— Start —

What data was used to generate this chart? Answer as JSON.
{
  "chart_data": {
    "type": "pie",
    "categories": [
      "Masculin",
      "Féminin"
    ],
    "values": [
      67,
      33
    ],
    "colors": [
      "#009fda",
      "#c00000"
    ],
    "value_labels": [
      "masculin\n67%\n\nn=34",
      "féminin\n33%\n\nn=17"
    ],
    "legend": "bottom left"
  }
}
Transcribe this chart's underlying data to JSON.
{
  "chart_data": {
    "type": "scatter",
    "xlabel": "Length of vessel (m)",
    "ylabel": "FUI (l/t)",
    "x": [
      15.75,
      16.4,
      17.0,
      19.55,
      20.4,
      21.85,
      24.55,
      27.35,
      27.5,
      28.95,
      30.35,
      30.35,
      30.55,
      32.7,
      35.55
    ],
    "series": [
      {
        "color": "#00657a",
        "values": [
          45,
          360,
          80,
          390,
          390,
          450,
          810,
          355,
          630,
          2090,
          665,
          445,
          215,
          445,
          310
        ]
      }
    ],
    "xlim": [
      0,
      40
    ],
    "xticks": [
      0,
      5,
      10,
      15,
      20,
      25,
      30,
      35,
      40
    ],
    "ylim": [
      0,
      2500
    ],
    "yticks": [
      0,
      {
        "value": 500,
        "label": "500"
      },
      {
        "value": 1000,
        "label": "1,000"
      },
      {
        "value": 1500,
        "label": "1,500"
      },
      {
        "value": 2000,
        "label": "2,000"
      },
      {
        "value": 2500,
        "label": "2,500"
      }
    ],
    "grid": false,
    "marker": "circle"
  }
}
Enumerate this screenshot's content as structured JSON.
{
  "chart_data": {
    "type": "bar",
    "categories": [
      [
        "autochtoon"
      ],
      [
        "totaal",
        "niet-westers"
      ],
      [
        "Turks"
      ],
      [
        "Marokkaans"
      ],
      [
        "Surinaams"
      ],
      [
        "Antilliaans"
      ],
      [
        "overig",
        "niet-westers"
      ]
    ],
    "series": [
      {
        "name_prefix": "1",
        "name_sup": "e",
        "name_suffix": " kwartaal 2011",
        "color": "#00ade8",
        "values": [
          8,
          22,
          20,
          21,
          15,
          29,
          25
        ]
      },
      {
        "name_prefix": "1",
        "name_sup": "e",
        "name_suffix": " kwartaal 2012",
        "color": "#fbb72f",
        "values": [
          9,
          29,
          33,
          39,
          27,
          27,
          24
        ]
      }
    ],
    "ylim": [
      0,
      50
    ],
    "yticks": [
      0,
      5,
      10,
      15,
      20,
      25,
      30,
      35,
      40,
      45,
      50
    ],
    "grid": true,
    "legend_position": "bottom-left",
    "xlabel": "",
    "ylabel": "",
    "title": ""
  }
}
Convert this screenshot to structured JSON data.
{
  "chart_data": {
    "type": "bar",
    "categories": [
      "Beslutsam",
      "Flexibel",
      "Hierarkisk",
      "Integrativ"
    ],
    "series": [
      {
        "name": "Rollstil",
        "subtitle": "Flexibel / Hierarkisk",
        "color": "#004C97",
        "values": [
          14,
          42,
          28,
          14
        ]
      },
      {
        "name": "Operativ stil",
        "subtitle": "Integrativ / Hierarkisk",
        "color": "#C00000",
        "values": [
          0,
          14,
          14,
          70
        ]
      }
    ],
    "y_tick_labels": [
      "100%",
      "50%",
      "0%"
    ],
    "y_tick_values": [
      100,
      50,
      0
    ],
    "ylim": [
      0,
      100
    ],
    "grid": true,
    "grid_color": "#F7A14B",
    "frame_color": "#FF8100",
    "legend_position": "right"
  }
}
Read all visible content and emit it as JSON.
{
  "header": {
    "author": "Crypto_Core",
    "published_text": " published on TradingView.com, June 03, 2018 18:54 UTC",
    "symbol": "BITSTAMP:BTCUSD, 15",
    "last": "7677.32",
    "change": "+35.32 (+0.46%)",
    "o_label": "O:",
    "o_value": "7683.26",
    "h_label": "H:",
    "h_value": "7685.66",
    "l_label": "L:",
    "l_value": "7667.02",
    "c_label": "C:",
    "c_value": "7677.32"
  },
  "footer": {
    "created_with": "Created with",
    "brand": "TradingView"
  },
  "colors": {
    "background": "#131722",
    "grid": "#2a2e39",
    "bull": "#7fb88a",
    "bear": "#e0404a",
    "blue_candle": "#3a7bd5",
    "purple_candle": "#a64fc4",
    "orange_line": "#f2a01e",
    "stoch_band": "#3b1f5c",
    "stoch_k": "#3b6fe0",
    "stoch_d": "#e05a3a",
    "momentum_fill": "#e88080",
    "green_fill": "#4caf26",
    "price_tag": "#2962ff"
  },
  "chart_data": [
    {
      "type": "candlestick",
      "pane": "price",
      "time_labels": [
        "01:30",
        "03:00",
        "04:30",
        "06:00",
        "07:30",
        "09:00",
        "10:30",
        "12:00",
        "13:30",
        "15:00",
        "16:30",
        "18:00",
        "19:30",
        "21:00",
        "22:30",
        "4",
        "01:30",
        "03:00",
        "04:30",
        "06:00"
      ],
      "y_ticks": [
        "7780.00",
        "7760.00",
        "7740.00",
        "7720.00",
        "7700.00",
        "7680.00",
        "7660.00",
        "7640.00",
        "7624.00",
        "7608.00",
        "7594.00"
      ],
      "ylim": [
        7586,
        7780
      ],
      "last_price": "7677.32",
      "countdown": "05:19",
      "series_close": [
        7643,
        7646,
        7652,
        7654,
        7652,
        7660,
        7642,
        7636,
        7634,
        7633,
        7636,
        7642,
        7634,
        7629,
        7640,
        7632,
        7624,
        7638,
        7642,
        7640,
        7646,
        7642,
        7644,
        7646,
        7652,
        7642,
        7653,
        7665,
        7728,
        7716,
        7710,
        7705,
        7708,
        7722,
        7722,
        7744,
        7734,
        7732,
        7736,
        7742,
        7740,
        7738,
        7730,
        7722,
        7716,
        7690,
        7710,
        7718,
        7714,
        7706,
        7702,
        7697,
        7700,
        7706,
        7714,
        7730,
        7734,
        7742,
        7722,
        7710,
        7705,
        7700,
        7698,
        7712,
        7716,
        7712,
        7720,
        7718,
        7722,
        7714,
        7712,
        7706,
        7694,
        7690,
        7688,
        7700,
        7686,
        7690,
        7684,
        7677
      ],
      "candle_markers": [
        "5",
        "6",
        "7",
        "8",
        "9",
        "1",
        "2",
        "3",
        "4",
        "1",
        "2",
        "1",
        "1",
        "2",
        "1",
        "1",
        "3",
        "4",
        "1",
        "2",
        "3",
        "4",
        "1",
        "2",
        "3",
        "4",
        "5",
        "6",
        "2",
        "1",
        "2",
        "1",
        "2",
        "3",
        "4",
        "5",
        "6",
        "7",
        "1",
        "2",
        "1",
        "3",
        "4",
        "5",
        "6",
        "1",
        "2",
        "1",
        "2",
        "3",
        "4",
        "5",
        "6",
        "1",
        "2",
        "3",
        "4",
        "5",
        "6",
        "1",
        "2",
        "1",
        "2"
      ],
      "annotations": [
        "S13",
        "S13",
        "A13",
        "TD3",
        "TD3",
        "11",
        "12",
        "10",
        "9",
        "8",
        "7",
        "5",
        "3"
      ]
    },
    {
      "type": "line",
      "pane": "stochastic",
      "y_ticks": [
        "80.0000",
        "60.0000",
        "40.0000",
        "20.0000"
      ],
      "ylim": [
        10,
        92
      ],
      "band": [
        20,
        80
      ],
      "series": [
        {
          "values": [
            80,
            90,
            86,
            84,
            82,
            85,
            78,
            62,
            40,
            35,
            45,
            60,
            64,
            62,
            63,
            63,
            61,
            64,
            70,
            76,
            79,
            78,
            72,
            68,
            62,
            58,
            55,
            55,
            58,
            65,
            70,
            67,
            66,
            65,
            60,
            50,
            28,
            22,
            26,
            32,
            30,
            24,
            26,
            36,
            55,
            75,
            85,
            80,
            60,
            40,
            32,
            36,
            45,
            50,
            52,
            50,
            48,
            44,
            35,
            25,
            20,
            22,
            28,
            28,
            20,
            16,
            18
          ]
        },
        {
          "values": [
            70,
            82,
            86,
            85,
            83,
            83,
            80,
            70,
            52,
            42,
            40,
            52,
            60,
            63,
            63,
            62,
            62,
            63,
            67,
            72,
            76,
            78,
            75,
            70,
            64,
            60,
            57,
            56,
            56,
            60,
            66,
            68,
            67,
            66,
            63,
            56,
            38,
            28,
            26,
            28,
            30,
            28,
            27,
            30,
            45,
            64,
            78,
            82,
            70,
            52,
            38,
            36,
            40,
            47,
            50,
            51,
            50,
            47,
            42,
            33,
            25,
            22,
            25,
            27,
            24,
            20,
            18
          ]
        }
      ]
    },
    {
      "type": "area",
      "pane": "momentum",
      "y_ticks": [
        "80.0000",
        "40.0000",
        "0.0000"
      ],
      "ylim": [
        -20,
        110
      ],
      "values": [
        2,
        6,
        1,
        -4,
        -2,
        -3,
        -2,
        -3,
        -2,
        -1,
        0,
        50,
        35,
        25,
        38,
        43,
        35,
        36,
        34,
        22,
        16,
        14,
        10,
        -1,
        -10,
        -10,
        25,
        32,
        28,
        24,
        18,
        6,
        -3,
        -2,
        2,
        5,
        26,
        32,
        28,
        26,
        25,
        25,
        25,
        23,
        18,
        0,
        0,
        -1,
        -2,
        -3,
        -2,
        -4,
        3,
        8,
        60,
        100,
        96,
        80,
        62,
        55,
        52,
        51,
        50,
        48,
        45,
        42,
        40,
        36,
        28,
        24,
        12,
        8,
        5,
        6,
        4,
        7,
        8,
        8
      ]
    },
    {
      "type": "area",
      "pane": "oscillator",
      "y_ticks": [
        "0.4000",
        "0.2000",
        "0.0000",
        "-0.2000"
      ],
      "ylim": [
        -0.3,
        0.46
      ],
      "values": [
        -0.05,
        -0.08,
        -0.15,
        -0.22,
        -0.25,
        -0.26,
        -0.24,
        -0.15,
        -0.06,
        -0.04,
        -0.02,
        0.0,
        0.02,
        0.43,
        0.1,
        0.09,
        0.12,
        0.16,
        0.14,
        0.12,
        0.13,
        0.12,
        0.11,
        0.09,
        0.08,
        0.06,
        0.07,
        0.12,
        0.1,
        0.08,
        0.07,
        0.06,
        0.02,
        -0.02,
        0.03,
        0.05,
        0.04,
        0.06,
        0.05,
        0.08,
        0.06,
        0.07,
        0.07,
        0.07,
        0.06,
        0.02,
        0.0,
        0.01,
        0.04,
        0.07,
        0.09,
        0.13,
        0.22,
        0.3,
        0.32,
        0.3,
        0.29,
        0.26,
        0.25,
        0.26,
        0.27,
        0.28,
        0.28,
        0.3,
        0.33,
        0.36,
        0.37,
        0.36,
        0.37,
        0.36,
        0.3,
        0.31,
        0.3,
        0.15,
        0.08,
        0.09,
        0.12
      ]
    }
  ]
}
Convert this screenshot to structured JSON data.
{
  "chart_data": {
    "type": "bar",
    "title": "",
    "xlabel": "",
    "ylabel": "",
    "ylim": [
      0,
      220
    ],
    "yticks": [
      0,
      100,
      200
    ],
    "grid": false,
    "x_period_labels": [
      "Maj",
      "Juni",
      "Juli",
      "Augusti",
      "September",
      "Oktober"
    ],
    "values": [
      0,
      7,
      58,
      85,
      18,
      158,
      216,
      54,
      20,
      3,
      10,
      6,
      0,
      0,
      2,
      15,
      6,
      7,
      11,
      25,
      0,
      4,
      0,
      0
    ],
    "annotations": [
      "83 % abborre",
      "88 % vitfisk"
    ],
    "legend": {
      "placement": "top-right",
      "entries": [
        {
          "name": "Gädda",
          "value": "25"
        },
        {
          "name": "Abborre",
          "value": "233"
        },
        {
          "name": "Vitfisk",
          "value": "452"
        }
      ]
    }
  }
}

— End —

GOAL: Using the records given above, list every line that includes the word "bottom".

ANSWER TO THE TASK:
    "legend": "bottom left"
    "legend_position": "bottom-left",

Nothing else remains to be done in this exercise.